* **Direction**
Find the word "длиной" in the data. Return every line where it appears.

## start Dataset entries

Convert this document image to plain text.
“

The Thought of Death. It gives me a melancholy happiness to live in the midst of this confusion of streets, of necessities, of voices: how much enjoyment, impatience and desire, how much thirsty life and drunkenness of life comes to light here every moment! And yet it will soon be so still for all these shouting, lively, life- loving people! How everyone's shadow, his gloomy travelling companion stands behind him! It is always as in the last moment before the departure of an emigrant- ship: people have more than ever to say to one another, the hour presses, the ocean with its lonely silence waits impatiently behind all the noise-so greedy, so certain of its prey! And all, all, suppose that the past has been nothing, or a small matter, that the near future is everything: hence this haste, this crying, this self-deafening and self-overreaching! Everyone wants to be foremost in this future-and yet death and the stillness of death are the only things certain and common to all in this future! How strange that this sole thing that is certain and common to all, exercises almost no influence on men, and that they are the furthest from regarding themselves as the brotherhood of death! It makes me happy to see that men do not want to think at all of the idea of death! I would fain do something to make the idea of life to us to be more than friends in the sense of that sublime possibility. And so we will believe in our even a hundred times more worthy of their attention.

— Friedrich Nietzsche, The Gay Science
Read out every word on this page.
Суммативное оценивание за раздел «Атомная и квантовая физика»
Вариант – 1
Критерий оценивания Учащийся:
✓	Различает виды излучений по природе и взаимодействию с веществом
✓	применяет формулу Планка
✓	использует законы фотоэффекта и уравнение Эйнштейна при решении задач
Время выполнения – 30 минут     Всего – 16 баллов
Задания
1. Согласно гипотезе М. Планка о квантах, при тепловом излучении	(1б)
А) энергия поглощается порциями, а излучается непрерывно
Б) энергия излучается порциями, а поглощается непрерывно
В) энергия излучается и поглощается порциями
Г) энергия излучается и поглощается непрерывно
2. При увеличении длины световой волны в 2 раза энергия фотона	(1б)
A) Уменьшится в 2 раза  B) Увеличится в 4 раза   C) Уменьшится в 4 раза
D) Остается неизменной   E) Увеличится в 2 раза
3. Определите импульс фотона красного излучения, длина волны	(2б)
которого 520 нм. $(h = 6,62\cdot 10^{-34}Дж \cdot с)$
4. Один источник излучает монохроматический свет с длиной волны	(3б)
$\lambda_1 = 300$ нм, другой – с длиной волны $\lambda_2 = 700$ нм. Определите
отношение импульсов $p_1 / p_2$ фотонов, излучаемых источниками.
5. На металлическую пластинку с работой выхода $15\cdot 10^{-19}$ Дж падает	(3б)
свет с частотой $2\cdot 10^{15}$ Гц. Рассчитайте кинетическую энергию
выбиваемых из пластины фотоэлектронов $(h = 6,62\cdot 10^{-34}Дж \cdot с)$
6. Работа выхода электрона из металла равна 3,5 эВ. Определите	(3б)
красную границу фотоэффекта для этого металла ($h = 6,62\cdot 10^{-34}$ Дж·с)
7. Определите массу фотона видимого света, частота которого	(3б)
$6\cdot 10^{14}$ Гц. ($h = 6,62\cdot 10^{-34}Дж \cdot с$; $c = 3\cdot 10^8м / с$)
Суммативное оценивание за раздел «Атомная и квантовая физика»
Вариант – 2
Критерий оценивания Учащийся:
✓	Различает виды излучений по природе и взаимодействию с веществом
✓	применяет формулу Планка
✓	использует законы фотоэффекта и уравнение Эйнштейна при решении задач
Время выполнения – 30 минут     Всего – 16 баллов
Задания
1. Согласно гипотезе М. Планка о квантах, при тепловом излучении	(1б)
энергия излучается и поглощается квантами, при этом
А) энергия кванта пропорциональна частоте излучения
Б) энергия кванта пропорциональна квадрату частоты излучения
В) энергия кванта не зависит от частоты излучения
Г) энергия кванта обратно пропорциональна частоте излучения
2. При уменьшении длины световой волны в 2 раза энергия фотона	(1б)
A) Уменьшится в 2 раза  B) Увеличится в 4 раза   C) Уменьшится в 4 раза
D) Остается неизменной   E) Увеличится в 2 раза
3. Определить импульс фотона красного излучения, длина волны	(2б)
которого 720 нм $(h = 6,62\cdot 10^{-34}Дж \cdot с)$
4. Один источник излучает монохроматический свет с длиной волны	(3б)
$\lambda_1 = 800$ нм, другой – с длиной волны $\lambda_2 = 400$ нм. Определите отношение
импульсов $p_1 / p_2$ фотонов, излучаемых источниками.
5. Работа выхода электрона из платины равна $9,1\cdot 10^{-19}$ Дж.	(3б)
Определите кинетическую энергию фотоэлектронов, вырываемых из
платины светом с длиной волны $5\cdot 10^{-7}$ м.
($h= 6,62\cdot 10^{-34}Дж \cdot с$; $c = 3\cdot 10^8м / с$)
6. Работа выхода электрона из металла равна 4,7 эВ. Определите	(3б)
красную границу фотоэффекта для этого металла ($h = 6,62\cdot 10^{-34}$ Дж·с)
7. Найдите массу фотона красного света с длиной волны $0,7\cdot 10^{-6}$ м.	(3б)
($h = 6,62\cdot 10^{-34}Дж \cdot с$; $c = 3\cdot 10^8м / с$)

## end Dataset entries

* **Answer**
4. Один источник излучает монохроматический свет с длиной волны	(3б)
$\lambda_1 = 300$ нм, другой – с длиной волны $\lambda_2 = 700$ нм. Определите
4. Один источник излучает монохроматический свет с длиной волны	(3б)
$\lambda_1 = 800$ нм, другой – с длиной волны $\lambda_2 = 400$ нм. Определите отношение
платины светом с длиной волны $5\cdot 10^{-7}$ м.
7. Найдите массу фотона красного света с длиной волны $0,7\cdot 10^{-6}$ м.	(3б)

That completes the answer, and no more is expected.